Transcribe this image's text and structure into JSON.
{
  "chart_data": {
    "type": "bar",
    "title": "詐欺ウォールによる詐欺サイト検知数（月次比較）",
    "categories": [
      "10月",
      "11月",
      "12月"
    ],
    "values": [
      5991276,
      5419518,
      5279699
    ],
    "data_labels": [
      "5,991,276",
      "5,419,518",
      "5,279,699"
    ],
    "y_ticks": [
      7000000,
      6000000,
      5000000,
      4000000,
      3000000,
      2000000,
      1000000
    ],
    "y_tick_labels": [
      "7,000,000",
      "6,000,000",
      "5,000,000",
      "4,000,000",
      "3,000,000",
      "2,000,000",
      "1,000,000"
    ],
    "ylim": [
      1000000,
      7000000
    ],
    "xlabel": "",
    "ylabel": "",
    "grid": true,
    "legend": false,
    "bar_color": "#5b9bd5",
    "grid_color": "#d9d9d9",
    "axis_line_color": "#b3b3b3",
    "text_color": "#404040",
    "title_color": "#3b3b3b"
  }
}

━━━

Without leaving anything out, give the entries again exactly.

§ WRITTEN RESPONSE
Transcribe this image's text and structure into JSON.
{
  "chart_data": {
    "type": "bar",
    "title": "詐欺ウォールによる詐欺サイト検知数（月次比較）",
    "categories": [
      "10月",
      "11月",
      "12月"
    ],
    "values": [
      5991276,
      5419518,
      5279699
    ],
    "data_labels": [
      "5,991,276",
      "5,419,518",
      "5,279,699"
    ],
    "y_ticks": [
      7000000,
      6000000,
      5000000,
      4000000,
      3000000,
      2000000,
      1000000
    ],
    "y_tick_labels": [
      "7,000,000",
      "6,000,000",
      "5,000,000",
      "4,000,000",
      "3,000,000",
      "2,000,000",
      "1,000,000"
    ],
    "ylim": [
      1000000,
      7000000
    ],
    "xlabel": "",
    "ylabel": "",
    "grid": true,
    "legend": false,
    "bar_color": "#5b9bd5",
    "grid_color": "#d9d9d9",
    "axis_line_color": "#b3b3b3",
    "text_color": "#404040",
    "title_color": "#3b3b3b"
  }
}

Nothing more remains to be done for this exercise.